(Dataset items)

------------------------------------------------------------------------

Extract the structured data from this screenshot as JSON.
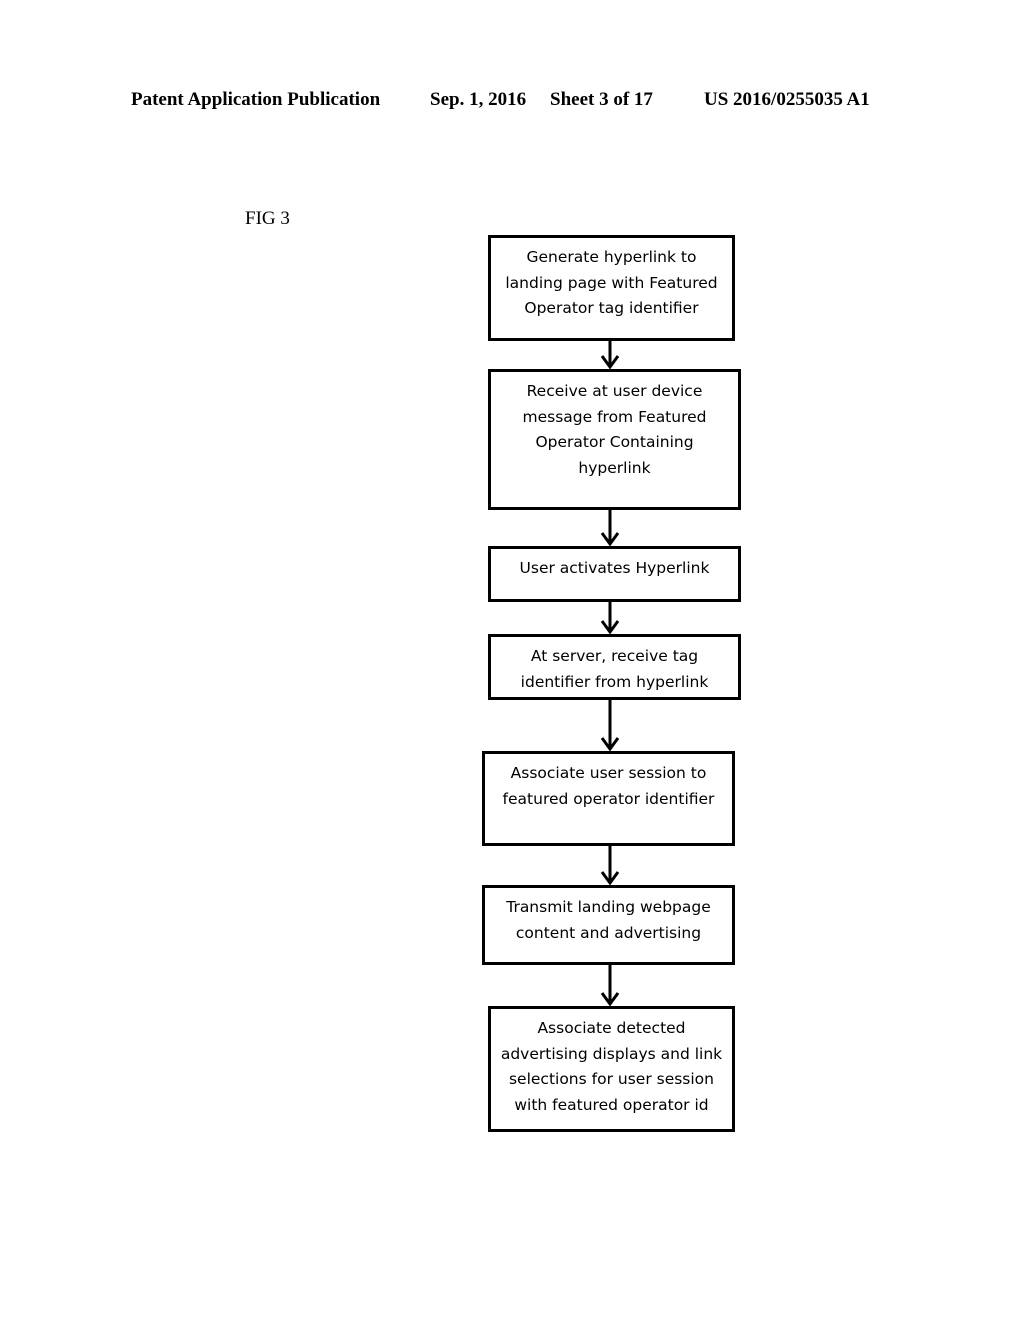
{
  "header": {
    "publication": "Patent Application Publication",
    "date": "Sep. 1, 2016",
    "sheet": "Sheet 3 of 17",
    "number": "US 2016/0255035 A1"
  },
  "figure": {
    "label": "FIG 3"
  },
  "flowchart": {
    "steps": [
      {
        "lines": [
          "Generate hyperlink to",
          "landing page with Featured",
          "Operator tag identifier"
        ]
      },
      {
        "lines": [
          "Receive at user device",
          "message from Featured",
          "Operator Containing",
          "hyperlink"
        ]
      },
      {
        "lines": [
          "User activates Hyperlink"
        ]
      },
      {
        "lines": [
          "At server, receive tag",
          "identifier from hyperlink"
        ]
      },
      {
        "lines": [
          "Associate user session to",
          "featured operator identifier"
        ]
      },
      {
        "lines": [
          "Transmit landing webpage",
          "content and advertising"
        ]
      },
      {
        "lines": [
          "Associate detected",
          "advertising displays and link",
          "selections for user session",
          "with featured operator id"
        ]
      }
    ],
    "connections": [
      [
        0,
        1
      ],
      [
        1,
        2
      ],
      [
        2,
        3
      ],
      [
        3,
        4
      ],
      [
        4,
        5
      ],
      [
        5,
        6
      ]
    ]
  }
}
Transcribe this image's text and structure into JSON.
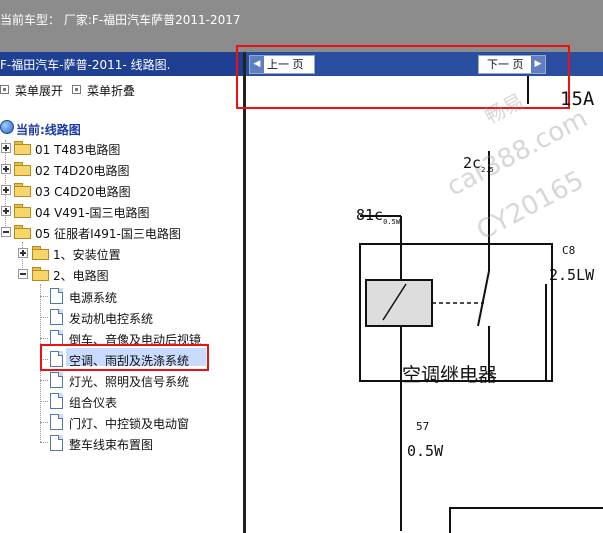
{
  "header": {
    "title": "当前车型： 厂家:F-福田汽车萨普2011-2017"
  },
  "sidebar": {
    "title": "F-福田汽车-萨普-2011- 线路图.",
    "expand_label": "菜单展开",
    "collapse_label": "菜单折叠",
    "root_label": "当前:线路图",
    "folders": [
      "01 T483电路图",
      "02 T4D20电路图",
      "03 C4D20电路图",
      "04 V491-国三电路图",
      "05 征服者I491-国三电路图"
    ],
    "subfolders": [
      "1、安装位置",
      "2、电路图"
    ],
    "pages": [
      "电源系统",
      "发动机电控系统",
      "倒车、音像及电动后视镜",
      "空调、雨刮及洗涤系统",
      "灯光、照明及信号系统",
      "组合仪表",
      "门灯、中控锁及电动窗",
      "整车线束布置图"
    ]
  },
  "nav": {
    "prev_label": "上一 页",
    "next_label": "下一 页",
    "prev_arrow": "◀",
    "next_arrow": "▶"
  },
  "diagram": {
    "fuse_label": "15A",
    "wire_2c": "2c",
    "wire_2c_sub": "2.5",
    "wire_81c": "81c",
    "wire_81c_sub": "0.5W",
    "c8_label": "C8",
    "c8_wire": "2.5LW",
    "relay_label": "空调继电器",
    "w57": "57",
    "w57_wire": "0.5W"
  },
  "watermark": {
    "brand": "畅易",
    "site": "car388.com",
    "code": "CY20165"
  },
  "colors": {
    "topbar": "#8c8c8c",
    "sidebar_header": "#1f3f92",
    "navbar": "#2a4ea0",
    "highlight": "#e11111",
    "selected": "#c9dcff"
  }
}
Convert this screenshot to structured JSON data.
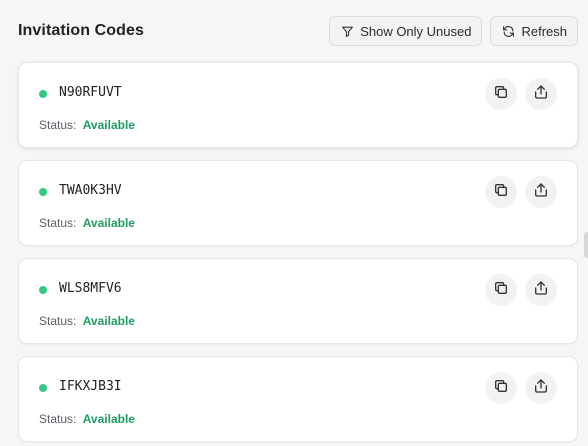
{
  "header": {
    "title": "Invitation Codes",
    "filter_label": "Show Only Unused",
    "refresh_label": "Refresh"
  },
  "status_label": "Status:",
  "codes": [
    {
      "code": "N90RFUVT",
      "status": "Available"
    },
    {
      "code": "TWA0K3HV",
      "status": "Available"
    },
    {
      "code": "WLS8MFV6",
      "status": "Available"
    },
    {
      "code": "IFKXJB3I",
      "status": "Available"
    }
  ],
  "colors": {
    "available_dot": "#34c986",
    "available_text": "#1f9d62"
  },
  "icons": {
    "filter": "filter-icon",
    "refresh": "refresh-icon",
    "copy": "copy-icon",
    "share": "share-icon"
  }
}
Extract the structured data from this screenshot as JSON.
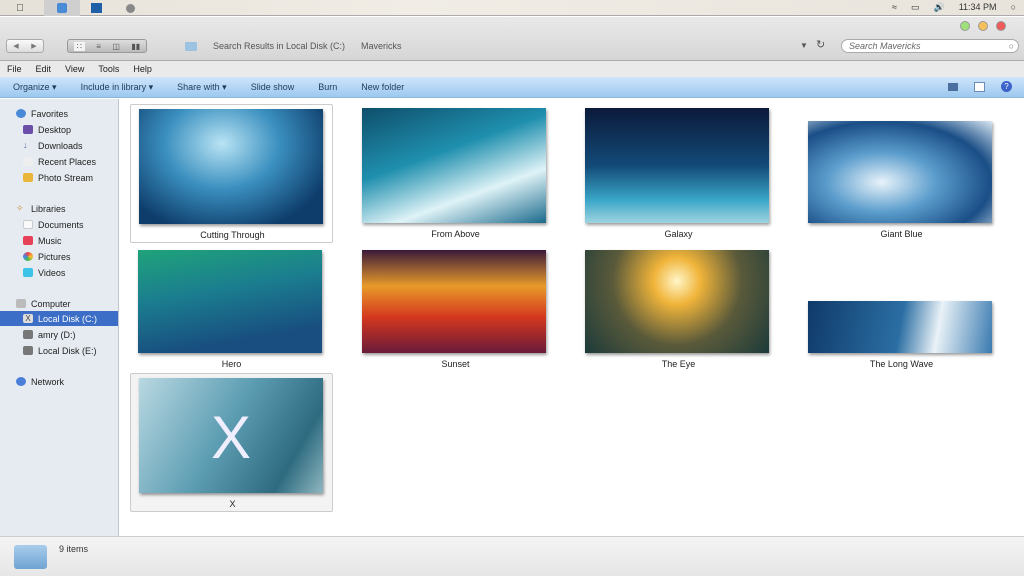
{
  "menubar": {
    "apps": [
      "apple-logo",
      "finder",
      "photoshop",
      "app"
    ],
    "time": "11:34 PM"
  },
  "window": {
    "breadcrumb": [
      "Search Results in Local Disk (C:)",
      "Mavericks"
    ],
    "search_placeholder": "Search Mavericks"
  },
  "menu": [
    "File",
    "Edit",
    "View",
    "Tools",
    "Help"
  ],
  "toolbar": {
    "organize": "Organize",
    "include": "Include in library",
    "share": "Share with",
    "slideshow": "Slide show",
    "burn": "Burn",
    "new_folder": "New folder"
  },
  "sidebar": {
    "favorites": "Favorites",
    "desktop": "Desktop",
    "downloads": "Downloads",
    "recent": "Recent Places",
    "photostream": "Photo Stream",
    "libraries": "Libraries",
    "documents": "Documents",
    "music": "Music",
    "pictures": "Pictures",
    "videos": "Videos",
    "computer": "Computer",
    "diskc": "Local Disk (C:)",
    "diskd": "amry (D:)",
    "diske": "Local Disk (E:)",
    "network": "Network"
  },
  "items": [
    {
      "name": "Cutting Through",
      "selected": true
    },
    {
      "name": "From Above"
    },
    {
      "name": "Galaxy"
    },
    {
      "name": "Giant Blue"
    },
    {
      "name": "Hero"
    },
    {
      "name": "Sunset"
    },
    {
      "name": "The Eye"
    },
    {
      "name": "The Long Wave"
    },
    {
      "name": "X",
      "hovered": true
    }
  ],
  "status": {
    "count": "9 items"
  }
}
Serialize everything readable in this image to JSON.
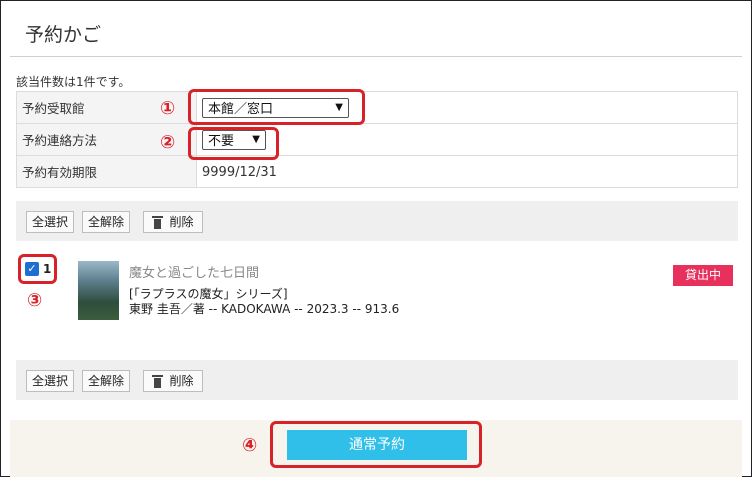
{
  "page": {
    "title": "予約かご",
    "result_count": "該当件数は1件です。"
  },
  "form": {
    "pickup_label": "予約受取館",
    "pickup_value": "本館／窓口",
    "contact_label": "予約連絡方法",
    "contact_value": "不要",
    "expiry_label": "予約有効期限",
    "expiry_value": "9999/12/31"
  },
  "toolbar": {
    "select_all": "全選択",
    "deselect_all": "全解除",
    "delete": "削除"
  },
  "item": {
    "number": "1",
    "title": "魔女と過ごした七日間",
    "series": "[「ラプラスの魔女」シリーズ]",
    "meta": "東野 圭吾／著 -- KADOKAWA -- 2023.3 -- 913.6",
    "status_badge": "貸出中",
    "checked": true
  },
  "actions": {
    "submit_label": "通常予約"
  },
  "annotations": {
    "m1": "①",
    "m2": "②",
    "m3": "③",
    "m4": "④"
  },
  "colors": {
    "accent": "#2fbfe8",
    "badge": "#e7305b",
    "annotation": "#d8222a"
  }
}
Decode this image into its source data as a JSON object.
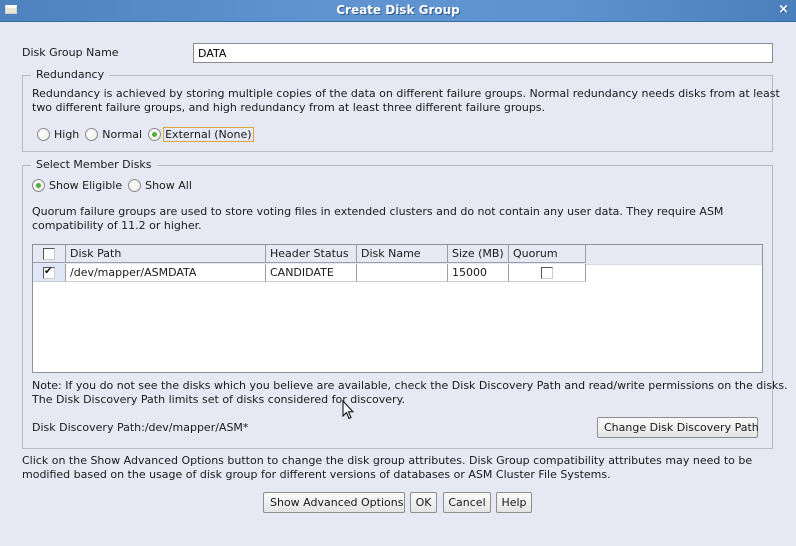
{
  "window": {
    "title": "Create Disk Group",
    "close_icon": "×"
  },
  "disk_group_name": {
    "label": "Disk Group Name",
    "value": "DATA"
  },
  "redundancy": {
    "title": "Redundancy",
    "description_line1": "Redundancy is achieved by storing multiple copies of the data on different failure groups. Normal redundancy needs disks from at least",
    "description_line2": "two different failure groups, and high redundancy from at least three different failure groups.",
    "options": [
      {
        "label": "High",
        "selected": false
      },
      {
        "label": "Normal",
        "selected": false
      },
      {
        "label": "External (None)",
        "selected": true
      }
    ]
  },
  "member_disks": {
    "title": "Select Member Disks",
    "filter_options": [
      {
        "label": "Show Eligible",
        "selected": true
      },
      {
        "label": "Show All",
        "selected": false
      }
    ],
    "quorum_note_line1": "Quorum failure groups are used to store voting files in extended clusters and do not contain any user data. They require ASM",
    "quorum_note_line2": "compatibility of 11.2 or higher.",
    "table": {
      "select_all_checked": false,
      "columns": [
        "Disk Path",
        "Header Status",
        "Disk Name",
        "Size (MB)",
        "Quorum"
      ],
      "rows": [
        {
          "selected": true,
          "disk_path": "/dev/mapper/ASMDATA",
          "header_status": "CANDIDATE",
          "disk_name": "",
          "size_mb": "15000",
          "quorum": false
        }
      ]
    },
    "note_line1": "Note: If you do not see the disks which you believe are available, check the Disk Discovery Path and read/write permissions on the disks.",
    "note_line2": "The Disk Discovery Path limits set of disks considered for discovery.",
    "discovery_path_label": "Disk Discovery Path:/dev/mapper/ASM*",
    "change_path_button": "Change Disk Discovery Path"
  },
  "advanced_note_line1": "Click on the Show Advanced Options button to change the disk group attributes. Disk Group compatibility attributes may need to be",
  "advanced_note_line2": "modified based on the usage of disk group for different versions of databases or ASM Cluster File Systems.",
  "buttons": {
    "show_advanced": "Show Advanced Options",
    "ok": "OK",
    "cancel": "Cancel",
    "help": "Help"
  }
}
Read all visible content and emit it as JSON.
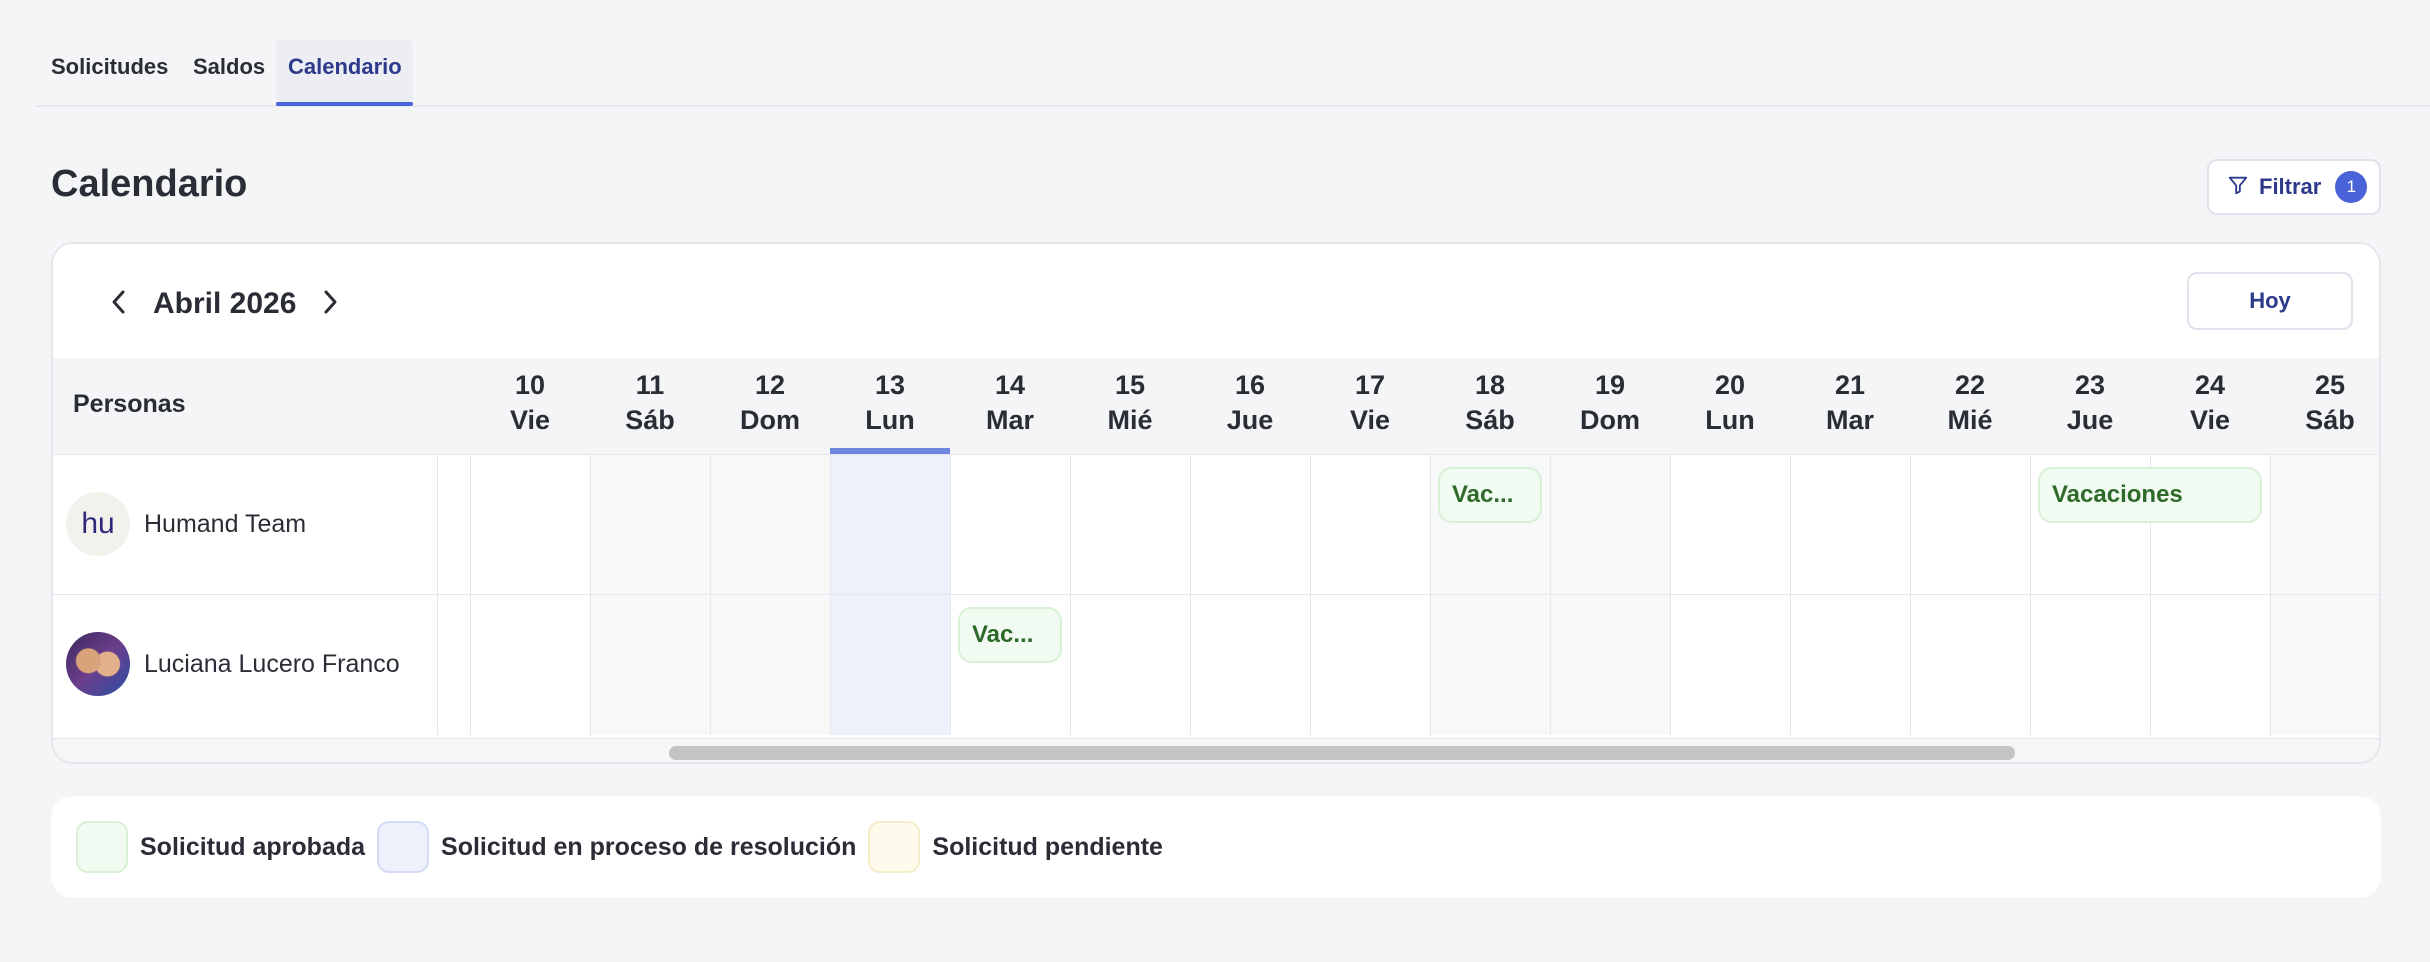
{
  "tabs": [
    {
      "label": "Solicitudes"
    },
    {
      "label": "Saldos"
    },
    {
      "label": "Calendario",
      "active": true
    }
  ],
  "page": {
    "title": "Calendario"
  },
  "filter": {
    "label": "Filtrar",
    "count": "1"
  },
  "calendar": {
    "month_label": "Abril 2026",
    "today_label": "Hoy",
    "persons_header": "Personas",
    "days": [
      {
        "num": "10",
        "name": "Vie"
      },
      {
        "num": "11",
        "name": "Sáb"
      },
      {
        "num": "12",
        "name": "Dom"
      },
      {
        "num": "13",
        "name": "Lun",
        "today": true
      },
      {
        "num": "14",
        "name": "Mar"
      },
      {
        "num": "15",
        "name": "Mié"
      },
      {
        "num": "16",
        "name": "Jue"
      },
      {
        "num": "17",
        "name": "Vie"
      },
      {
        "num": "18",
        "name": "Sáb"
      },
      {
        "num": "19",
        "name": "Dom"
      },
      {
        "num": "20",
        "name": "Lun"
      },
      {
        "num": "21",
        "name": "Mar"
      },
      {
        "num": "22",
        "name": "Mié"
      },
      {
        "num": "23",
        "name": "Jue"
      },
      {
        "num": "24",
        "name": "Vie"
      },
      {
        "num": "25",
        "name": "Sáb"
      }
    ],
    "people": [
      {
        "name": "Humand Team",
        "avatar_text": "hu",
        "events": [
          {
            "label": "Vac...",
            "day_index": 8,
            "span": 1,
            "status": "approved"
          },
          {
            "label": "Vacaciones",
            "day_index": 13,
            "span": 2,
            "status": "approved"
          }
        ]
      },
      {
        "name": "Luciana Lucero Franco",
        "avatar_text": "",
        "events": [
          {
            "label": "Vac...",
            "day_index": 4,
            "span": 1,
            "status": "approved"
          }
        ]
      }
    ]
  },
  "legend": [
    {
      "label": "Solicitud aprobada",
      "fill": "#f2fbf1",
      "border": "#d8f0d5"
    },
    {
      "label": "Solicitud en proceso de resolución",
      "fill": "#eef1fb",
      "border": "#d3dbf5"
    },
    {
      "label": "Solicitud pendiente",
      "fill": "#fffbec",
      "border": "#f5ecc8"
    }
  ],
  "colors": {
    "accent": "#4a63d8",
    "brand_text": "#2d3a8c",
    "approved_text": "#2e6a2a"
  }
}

------------------------------------------------------------------------

→ To be done: Look through the entries above; copy every line holding the string "Associate".

→ The output:
          "Associate user session to",
          "Associate detected",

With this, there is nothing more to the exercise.